## Exercise prompt
Transcribe the material below exactly as it appears.

•••••

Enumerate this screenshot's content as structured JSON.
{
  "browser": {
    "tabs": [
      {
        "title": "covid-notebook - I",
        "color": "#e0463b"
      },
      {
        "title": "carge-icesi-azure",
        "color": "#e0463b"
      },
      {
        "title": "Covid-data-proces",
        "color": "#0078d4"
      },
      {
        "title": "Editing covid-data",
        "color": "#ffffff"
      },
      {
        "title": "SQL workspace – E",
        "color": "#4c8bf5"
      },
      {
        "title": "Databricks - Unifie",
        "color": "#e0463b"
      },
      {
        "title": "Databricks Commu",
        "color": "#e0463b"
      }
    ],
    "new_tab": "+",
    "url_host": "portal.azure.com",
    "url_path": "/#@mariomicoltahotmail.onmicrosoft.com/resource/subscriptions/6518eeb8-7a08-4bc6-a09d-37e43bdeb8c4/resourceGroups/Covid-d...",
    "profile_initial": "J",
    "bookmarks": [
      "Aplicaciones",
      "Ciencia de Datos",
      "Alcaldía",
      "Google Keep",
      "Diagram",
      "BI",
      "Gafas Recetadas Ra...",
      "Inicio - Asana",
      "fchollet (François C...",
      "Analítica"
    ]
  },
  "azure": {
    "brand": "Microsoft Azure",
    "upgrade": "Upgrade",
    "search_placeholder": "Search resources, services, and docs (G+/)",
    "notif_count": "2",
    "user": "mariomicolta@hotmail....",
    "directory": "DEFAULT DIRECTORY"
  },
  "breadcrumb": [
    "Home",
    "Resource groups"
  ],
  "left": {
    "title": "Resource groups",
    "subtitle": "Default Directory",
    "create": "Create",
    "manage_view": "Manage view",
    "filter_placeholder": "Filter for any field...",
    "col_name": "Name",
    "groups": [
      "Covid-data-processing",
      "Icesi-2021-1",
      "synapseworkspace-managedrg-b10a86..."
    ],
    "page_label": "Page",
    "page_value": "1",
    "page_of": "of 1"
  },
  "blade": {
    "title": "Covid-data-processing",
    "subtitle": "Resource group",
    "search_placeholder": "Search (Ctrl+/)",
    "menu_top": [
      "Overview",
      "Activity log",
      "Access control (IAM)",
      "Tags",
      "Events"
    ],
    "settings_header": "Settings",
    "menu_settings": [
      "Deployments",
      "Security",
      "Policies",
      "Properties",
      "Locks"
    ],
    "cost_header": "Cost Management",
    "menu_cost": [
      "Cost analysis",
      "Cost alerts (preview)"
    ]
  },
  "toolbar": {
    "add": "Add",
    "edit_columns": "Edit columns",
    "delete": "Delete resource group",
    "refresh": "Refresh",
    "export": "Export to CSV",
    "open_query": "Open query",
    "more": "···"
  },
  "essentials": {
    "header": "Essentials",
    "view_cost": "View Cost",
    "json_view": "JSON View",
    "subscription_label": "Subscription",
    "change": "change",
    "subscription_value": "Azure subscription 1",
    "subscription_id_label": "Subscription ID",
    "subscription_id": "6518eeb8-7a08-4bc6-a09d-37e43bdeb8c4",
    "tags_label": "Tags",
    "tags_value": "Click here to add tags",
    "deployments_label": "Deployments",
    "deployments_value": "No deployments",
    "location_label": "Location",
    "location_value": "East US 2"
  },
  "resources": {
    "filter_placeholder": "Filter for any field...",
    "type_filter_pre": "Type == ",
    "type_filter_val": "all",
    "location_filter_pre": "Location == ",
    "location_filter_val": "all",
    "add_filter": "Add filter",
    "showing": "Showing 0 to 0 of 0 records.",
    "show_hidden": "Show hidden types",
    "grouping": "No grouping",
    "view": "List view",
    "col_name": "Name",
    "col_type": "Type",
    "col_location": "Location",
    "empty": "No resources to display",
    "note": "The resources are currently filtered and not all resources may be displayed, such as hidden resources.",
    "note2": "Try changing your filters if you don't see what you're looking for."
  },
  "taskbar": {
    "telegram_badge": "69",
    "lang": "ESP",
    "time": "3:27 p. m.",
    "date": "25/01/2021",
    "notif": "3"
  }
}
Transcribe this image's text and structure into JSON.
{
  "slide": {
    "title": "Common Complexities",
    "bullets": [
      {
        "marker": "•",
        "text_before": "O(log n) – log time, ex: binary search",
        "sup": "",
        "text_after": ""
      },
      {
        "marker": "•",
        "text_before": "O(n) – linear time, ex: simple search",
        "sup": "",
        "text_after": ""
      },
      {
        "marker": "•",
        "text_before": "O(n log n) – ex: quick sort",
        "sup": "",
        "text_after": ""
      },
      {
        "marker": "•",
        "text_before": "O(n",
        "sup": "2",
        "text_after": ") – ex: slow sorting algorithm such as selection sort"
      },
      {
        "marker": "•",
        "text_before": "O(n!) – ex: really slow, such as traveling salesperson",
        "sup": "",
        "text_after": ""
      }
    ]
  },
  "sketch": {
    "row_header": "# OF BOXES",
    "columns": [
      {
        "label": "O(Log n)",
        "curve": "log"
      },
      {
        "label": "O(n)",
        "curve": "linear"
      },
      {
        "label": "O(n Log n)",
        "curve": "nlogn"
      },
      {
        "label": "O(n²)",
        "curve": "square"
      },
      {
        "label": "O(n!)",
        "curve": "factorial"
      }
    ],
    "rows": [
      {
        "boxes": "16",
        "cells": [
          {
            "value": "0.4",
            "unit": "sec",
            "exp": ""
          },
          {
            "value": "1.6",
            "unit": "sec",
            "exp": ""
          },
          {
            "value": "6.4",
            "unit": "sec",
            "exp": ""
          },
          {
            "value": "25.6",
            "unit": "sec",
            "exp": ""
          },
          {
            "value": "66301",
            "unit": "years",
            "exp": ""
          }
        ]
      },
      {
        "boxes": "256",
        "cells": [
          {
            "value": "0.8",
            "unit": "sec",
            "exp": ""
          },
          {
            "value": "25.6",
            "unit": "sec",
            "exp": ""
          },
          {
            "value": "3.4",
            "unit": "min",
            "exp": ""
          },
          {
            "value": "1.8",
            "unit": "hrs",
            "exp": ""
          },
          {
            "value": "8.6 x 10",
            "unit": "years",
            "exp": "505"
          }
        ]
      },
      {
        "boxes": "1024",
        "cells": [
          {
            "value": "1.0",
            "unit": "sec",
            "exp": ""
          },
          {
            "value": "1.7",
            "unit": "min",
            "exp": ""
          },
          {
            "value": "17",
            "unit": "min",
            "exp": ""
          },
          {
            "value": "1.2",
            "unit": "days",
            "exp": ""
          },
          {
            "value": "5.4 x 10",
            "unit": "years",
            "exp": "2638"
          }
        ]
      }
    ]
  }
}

•••••

## Final result
Enumerate this screenshot's content as structured JSON.
{
  "browser": {
    "tabs": [
      {
        "title": "covid-notebook - I",
        "color": "#e0463b"
      },
      {
        "title": "carge-icesi-azure",
        "color": "#e0463b"
      },
      {
        "title": "Covid-data-proces",
        "color": "#0078d4"
      },
      {
        "title": "Editing covid-data",
        "color": "#ffffff"
      },
      {
        "title": "SQL workspace – E",
        "color": "#4c8bf5"
      },
      {
        "title": "Databricks - Unifie",
        "color": "#e0463b"
      },
      {
        "title": "Databricks Commu",
        "color": "#e0463b"
      }
    ],
    "new_tab": "+",
    "url_host": "portal.azure.com",
    "url_path": "/#@mariomicoltahotmail.onmicrosoft.com/resource/subscriptions/6518eeb8-7a08-4bc6-a09d-37e43bdeb8c4/resourceGroups/Covid-d...",
    "profile_initial": "J",
    "bookmarks": [
      "Aplicaciones",
      "Ciencia de Datos",
      "Alcaldía",
      "Google Keep",
      "Diagram",
      "BI",
      "Gafas Recetadas Ra...",
      "Inicio - Asana",
      "fchollet (François C...",
      "Analítica"
    ]
  },
  "azure": {
    "brand": "Microsoft Azure",
    "upgrade": "Upgrade",
    "search_placeholder": "Search resources, services, and docs (G+/)",
    "notif_count": "2",
    "user": "mariomicolta@hotmail....",
    "directory": "DEFAULT DIRECTORY"
  },
  "breadcrumb": [
    "Home",
    "Resource groups"
  ],
  "left": {
    "title": "Resource groups",
    "subtitle": "Default Directory",
    "create": "Create",
    "manage_view": "Manage view",
    "filter_placeholder": "Filter for any field...",
    "col_name": "Name",
    "groups": [
      "Covid-data-processing",
      "Icesi-2021-1",
      "synapseworkspace-managedrg-b10a86..."
    ],
    "page_label": "Page",
    "page_value": "1",
    "page_of": "of 1"
  },
  "blade": {
    "title": "Covid-data-processing",
    "subtitle": "Resource group",
    "search_placeholder": "Search (Ctrl+/)",
    "menu_top": [
      "Overview",
      "Activity log",
      "Access control (IAM)",
      "Tags",
      "Events"
    ],
    "settings_header": "Settings",
    "menu_settings": [
      "Deployments",
      "Security",
      "Policies",
      "Properties",
      "Locks"
    ],
    "cost_header": "Cost Management",
    "menu_cost": [
      "Cost analysis",
      "Cost alerts (preview)"
    ]
  },
  "toolbar": {
    "add": "Add",
    "edit_columns": "Edit columns",
    "delete": "Delete resource group",
    "refresh": "Refresh",
    "export": "Export to CSV",
    "open_query": "Open query",
    "more": "···"
  },
  "essentials": {
    "header": "Essentials",
    "view_cost": "View Cost",
    "json_view": "JSON View",
    "subscription_label": "Subscription",
    "change": "change",
    "subscription_value": "Azure subscription 1",
    "subscription_id_label": "Subscription ID",
    "subscription_id": "6518eeb8-7a08-4bc6-a09d-37e43bdeb8c4",
    "tags_label": "Tags",
    "tags_value": "Click here to add tags",
    "deployments_label": "Deployments",
    "deployments_value": "No deployments",
    "location_label": "Location",
    "location_value": "East US 2"
  },
  "resources": {
    "filter_placeholder": "Filter for any field...",
    "type_filter_pre": "Type == ",
    "type_filter_val": "all",
    "location_filter_pre": "Location == ",
    "location_filter_val": "all",
    "add_filter": "Add filter",
    "showing": "Showing 0 to 0 of 0 records.",
    "show_hidden": "Show hidden types",
    "grouping": "No grouping",
    "view": "List view",
    "col_name": "Name",
    "col_type": "Type",
    "col_location": "Location",
    "empty": "No resources to display",
    "note": "The resources are currently filtered and not all resources may be displayed, such as hidden resources.",
    "note2": "Try changing your filters if you don't see what you're looking for."
  },
  "taskbar": {
    "telegram_badge": "69",
    "lang": "ESP",
    "time": "3:27 p. m.",
    "date": "25/01/2021",
    "notif": "3"
  }
}
Transcribe this image's text and structure into JSON.
{
  "slide": {
    "title": "Common Complexities",
    "bullets": [
      {
        "marker": "•",
        "text_before": "O(log n) – log time, ex: binary search",
        "sup": "",
        "text_after": ""
      },
      {
        "marker": "•",
        "text_before": "O(n) – linear time, ex: simple search",
        "sup": "",
        "text_after": ""
      },
      {
        "marker": "•",
        "text_before": "O(n log n) – ex: quick sort",
        "sup": "",
        "text_after": ""
      },
      {
        "marker": "•",
        "text_before": "O(n",
        "sup": "2",
        "text_after": ") – ex: slow sorting algorithm such as selection sort"
      },
      {
        "marker": "•",
        "text_before": "O(n!) – ex: really slow, such as traveling salesperson",
        "sup": "",
        "text_after": ""
      }
    ]
  },
  "sketch": {
    "row_header": "# OF BOXES",
    "columns": [
      {
        "label": "O(Log n)",
        "curve": "log"
      },
      {
        "label": "O(n)",
        "curve": "linear"
      },
      {
        "label": "O(n Log n)",
        "curve": "nlogn"
      },
      {
        "label": "O(n²)",
        "curve": "square"
      },
      {
        "label": "O(n!)",
        "curve": "factorial"
      }
    ],
    "rows": [
      {
        "boxes": "16",
        "cells": [
          {
            "value": "0.4",
            "unit": "sec",
            "exp": ""
          },
          {
            "value": "1.6",
            "unit": "sec",
            "exp": ""
          },
          {
            "value": "6.4",
            "unit": "sec",
            "exp": ""
          },
          {
            "value": "25.6",
            "unit": "sec",
            "exp": ""
          },
          {
            "value": "66301",
            "unit": "years",
            "exp": ""
          }
        ]
      },
      {
        "boxes": "256",
        "cells": [
          {
            "value": "0.8",
            "unit": "sec",
            "exp": ""
          },
          {
            "value": "25.6",
            "unit": "sec",
            "exp": ""
          },
          {
            "value": "3.4",
            "unit": "min",
            "exp": ""
          },
          {
            "value": "1.8",
            "unit": "hrs",
            "exp": ""
          },
          {
            "value": "8.6 x 10",
            "unit": "years",
            "exp": "505"
          }
        ]
      },
      {
        "boxes": "1024",
        "cells": [
          {
            "value": "1.0",
            "unit": "sec",
            "exp": ""
          },
          {
            "value": "1.7",
            "unit": "min",
            "exp": ""
          },
          {
            "value": "17",
            "unit": "min",
            "exp": ""
          },
          {
            "value": "1.2",
            "unit": "days",
            "exp": ""
          },
          {
            "value": "5.4 x 10",
            "unit": "years",
            "exp": "2638"
          }
        ]
      }
    ]
  }
}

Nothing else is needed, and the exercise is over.